Exercise description
Go through the listing beneath this task and return every line that carries the string "balls".

(Figure data in JSON)
****

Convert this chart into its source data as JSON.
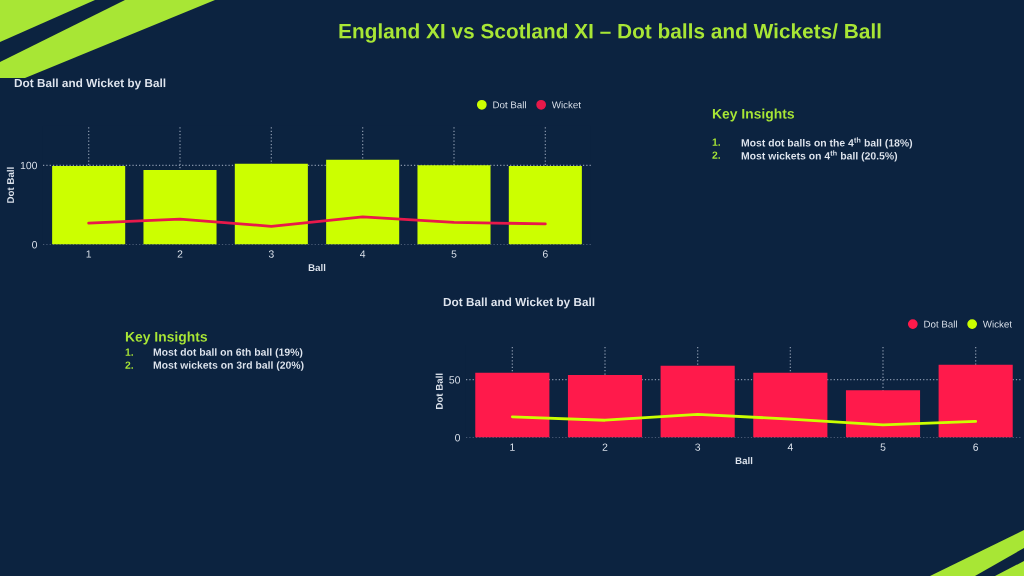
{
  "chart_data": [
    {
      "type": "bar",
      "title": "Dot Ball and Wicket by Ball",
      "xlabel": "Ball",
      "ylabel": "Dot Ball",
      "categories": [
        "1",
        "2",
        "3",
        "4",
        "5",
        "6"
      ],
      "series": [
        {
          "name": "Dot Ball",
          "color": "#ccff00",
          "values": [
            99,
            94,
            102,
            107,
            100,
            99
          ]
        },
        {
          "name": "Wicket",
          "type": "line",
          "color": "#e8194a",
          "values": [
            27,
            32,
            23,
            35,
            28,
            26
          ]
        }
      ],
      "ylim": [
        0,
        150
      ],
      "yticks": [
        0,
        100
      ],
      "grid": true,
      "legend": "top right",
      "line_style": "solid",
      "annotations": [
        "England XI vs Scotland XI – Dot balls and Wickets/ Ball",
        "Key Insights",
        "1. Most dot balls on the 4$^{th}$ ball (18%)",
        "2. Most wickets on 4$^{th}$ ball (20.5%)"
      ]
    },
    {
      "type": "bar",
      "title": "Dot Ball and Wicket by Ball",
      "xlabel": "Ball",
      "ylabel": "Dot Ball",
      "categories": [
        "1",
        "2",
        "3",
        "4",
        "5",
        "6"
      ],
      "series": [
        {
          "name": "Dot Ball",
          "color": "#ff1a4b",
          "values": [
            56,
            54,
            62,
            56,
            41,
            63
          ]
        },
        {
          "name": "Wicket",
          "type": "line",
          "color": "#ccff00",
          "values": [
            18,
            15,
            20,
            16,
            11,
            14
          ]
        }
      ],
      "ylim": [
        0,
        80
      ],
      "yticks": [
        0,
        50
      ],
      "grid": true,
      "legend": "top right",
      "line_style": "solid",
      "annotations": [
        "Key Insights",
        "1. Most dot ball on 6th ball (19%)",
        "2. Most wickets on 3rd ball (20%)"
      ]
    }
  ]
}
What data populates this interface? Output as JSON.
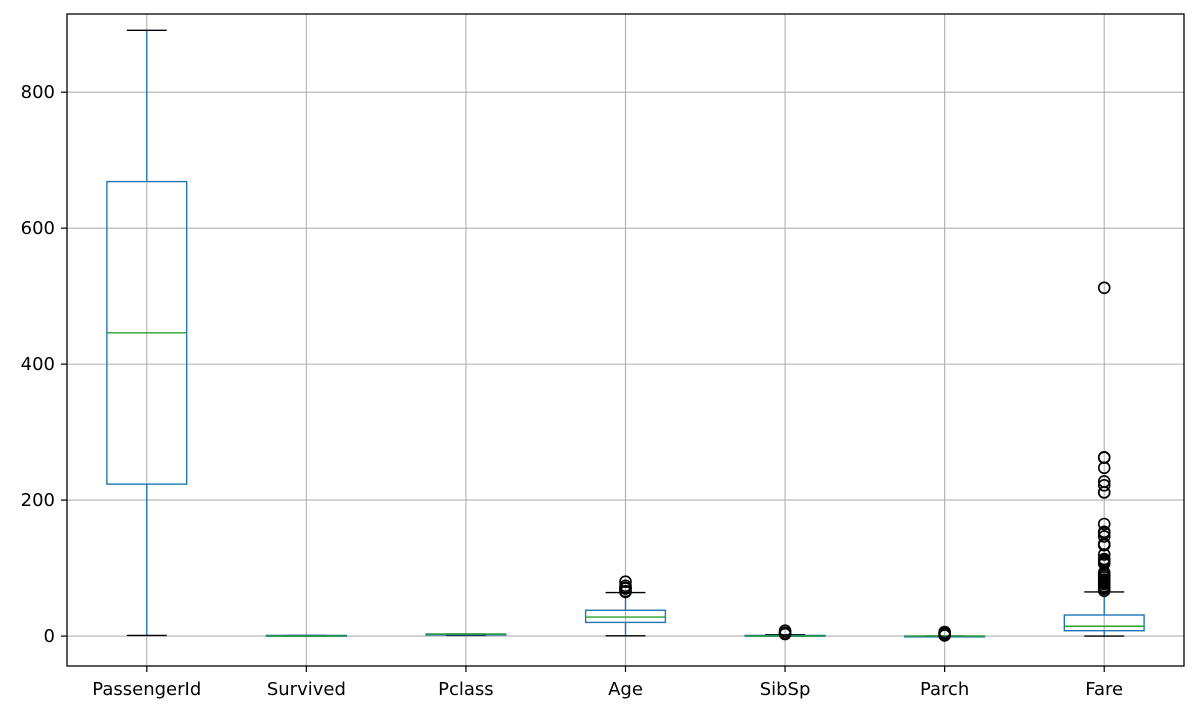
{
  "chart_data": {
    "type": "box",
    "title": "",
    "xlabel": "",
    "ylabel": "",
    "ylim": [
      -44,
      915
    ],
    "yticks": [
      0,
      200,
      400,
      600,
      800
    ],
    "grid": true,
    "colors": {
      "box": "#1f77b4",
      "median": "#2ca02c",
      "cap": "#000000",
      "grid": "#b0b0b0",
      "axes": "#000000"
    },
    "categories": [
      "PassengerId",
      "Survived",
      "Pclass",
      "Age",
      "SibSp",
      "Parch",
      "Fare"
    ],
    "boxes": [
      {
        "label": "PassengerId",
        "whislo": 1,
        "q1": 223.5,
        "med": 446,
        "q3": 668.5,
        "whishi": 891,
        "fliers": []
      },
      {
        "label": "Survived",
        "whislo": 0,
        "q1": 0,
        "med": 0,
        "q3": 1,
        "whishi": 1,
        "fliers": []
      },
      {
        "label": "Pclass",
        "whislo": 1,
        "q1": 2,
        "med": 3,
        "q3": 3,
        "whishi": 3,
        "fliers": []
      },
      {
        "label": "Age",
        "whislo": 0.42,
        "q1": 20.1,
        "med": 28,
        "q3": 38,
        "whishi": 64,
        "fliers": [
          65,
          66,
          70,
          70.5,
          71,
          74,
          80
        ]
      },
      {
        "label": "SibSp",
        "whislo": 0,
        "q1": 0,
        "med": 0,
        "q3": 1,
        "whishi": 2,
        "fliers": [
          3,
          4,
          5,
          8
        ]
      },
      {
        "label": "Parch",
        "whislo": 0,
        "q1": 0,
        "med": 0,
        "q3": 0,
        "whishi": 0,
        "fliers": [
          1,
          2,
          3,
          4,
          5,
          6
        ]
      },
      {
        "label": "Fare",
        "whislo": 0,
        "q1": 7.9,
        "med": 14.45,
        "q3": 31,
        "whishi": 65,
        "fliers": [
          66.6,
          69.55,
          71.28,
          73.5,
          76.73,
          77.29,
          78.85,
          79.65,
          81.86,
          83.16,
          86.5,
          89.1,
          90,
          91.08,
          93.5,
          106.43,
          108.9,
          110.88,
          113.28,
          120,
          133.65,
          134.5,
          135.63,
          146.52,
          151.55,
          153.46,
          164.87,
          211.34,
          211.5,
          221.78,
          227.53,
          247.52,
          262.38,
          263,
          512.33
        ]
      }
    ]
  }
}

****

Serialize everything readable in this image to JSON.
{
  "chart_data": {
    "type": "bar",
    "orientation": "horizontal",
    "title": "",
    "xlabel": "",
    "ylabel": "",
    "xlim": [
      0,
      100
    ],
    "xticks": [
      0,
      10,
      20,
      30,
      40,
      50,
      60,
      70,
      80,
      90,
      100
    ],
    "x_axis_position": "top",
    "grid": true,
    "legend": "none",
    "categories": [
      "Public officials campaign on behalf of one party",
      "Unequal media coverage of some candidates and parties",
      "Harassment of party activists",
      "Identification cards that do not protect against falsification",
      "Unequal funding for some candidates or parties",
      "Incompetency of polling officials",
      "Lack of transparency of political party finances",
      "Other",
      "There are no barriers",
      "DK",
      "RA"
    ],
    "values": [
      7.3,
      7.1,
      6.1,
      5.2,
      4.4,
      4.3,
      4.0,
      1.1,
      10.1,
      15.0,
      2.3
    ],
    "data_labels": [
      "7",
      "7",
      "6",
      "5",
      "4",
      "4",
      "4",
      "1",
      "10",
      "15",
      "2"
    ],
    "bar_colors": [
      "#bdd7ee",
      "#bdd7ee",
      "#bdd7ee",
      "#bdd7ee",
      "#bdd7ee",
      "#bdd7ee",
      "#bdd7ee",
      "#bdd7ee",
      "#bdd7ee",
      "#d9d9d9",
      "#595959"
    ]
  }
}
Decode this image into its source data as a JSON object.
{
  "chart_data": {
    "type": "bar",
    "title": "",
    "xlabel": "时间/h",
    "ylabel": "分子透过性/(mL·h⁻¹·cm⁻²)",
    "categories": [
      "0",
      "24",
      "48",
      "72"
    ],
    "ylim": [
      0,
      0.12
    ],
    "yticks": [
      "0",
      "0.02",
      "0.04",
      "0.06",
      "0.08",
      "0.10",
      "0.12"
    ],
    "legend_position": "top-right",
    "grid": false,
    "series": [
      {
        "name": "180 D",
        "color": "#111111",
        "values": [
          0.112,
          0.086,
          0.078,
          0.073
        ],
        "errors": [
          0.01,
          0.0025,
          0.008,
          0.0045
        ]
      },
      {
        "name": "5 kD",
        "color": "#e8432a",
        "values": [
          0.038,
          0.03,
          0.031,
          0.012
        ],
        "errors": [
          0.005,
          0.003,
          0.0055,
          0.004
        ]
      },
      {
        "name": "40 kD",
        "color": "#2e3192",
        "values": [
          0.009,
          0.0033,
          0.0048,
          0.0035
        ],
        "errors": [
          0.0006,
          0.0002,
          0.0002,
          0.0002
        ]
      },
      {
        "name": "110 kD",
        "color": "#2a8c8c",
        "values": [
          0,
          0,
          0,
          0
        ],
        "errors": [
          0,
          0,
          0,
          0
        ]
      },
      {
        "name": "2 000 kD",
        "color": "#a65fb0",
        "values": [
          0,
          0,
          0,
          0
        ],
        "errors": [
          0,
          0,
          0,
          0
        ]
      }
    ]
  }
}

****

Final result
        "England XI vs Scotland XI – Dot balls and Wickets/ Ball",
        "1. Most dot balls on the 4$^{th}$ ball (18%)",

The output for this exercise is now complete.